TASK BRIEF:
Copy all of the material word for word, except for the pictures.

——————————

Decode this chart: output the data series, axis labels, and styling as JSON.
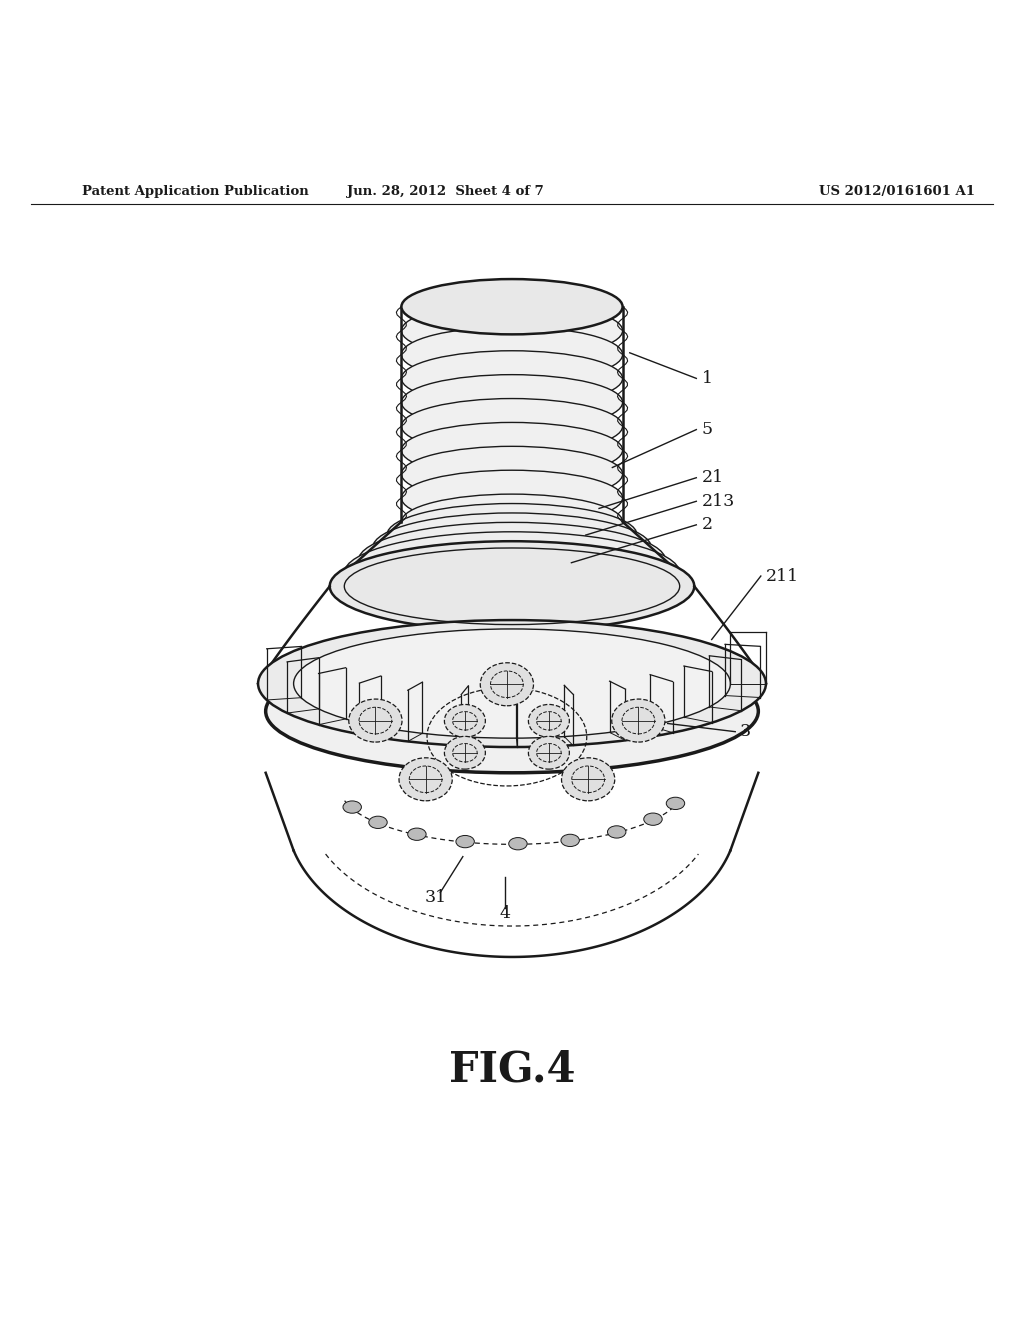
{
  "background_color": "#ffffff",
  "line_color": "#1a1a1a",
  "fig_width": 10.24,
  "fig_height": 13.2,
  "header_left": "Patent Application Publication",
  "header_mid": "Jun. 28, 2012  Sheet 4 of 7",
  "header_right": "US 2012/0161601 A1",
  "figure_label": "FIG.4"
}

——————————

TASK OUTPUT:
Decode this chart: output the data series, axis labels, and styling as JSON.
{
  "background_color": "#ffffff",
  "line_color": "#1a1a1a",
  "fig_width": 10.24,
  "fig_height": 13.2,
  "header_left": "Patent Application Publication",
  "header_mid": "Jun. 28, 2012  Sheet 4 of 7",
  "header_right": "US 2012/0161601 A1",
  "figure_label": "FIG.4"
}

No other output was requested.